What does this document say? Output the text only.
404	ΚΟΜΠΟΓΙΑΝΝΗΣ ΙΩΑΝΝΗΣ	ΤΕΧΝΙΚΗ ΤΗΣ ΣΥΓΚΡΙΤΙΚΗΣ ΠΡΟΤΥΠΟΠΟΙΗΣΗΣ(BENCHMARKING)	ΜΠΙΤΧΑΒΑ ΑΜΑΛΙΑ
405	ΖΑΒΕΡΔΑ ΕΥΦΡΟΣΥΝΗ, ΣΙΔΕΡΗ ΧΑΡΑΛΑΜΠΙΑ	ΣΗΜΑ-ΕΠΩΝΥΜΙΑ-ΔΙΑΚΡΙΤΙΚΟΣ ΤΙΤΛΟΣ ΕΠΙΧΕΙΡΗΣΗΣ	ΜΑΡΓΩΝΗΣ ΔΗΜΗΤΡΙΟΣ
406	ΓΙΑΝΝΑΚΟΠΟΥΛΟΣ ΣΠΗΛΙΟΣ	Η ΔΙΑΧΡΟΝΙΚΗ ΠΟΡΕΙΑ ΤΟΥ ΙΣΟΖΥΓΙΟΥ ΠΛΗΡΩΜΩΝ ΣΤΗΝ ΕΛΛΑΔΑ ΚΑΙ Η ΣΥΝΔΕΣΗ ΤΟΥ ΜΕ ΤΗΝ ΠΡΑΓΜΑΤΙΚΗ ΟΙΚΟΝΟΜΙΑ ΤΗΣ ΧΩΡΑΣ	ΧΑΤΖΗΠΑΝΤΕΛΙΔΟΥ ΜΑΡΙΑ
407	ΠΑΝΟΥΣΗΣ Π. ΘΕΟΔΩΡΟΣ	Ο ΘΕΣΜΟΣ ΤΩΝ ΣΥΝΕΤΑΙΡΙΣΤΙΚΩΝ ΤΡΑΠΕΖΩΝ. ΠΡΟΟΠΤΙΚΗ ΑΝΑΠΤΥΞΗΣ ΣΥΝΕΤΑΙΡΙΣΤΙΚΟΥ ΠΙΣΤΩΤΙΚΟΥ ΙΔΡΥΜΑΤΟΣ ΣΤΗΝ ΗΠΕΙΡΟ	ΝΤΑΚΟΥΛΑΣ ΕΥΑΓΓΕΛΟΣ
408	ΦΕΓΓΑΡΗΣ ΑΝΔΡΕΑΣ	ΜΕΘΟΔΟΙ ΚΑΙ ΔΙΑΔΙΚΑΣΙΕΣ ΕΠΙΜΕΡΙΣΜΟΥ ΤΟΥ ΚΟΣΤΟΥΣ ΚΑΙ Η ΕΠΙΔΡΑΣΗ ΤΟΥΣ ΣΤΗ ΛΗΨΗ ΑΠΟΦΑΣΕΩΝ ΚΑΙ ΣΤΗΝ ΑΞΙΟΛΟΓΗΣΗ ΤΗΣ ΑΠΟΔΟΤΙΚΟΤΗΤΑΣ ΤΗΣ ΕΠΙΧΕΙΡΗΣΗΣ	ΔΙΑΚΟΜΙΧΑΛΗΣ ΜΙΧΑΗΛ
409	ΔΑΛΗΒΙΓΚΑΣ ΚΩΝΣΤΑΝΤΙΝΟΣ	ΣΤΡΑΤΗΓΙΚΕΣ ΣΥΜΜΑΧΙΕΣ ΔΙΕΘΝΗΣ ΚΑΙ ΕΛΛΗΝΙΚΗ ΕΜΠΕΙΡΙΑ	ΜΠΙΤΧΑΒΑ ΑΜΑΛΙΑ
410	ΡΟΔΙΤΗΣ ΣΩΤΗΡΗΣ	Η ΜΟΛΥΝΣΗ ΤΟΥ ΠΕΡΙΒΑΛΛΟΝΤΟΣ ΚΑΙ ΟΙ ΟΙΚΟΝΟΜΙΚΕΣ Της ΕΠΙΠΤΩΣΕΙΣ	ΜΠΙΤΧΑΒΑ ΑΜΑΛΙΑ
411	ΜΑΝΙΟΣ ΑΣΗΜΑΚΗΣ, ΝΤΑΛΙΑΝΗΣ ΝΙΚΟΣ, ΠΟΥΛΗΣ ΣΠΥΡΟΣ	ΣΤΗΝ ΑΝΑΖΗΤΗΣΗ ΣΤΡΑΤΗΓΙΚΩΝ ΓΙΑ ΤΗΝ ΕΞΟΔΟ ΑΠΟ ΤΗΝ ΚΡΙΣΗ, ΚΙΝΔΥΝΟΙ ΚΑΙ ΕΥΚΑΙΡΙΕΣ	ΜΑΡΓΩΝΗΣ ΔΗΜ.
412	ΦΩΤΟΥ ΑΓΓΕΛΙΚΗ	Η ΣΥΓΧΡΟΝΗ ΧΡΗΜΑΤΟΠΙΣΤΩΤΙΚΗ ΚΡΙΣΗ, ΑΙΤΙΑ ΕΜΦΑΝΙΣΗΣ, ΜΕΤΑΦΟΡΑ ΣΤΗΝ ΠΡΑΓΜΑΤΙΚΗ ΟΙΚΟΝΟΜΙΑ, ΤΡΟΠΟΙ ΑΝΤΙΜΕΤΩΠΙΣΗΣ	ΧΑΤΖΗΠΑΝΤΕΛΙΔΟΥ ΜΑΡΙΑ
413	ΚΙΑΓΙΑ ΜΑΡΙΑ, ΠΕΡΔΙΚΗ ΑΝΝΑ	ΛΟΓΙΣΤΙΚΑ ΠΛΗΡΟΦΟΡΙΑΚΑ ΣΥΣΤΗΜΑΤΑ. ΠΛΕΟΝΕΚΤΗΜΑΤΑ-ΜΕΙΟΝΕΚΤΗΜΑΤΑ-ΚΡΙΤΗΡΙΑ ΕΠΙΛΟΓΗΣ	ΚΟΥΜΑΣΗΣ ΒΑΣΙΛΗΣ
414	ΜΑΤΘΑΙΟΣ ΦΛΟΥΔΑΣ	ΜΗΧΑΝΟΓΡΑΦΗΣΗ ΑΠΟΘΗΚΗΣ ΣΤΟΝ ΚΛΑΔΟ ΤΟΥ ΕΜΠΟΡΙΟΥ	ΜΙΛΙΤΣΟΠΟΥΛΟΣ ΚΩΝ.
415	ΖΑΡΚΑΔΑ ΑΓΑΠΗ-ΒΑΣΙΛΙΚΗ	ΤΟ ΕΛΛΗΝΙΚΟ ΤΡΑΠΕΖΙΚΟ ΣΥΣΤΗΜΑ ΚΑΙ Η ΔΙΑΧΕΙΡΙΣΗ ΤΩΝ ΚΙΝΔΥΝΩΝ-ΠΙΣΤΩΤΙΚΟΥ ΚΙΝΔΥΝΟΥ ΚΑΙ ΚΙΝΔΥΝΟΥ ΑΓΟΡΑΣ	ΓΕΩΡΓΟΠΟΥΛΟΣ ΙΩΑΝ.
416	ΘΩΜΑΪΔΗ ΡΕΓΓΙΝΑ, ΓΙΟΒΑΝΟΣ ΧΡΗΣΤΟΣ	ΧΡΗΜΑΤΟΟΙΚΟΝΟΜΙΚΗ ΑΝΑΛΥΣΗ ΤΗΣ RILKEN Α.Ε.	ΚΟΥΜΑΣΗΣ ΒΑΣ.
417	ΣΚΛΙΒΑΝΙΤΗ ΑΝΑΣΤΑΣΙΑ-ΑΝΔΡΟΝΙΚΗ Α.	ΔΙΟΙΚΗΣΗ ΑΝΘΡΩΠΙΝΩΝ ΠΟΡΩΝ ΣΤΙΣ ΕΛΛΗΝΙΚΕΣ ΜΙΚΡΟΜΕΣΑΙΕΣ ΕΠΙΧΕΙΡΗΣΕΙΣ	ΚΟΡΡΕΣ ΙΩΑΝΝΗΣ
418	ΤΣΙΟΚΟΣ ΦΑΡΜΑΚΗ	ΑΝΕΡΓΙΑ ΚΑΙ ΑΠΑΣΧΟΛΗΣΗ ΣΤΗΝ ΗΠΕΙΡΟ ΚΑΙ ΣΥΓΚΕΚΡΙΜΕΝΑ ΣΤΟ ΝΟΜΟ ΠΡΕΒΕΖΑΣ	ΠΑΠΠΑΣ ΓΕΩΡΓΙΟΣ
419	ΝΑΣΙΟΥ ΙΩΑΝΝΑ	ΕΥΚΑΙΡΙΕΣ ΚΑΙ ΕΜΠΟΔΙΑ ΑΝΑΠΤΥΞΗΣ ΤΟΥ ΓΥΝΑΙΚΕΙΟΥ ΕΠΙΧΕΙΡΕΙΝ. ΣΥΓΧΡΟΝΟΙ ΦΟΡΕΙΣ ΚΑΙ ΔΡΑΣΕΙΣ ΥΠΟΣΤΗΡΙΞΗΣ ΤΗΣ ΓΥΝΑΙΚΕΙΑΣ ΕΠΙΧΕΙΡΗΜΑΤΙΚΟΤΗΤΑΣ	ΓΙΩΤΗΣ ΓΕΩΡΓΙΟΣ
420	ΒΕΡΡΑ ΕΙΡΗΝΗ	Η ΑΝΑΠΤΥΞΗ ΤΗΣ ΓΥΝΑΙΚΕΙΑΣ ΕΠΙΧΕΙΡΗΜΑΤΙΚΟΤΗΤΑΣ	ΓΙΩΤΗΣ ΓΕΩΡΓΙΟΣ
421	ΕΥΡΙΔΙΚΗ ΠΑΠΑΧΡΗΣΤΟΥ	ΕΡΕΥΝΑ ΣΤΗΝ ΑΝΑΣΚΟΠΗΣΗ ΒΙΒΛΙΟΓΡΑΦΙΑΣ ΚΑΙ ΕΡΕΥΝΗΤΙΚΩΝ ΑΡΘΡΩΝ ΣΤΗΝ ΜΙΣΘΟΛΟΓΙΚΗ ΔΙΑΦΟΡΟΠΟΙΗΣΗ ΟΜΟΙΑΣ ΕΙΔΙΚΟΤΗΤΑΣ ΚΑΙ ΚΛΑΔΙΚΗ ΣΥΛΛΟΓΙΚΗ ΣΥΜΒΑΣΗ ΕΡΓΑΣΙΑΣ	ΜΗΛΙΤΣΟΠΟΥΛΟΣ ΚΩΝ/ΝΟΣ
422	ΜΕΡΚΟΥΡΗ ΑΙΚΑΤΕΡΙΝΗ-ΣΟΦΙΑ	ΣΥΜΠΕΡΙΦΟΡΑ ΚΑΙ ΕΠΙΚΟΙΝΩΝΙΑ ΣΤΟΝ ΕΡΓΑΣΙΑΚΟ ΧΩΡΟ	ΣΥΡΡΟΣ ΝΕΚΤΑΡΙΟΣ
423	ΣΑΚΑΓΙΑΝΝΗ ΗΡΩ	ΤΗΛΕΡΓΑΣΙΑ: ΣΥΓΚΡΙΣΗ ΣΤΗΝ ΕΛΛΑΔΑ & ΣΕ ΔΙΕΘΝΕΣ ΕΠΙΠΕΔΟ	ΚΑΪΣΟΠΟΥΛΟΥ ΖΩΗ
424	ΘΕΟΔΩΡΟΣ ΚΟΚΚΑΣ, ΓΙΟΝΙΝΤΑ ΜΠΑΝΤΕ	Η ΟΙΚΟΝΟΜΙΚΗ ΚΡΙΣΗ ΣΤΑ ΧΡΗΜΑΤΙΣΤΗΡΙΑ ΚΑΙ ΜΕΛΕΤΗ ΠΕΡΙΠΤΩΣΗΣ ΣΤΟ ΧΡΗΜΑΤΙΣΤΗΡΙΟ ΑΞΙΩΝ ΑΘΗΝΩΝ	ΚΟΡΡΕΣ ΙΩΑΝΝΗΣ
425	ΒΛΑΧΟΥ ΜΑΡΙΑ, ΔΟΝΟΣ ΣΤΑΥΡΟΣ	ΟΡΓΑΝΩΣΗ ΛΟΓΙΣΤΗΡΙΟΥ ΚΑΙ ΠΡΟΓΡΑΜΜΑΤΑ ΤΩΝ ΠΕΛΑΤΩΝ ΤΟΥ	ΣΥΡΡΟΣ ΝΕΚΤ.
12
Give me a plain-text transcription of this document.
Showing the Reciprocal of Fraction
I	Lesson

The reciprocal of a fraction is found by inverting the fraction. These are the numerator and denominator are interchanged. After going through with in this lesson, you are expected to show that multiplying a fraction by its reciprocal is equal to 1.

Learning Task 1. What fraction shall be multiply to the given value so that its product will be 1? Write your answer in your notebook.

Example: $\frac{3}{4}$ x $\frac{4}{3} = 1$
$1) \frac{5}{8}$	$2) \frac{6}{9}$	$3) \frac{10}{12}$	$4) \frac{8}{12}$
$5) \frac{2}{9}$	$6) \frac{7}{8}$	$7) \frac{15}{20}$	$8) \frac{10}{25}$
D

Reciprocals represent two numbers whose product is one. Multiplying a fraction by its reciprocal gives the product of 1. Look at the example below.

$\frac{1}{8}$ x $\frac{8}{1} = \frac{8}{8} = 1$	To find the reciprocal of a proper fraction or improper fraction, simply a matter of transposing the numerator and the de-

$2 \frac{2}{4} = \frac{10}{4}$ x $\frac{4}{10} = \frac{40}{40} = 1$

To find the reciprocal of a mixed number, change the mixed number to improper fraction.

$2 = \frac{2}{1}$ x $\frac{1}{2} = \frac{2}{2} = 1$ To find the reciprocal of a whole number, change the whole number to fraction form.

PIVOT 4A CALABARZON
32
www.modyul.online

================================

## YOUR OBJECTIVE
Copy out every line with the word "text".

## TASK ANSWER
What does this document say? Output the text only.
Give me a plain-text transcription of this document.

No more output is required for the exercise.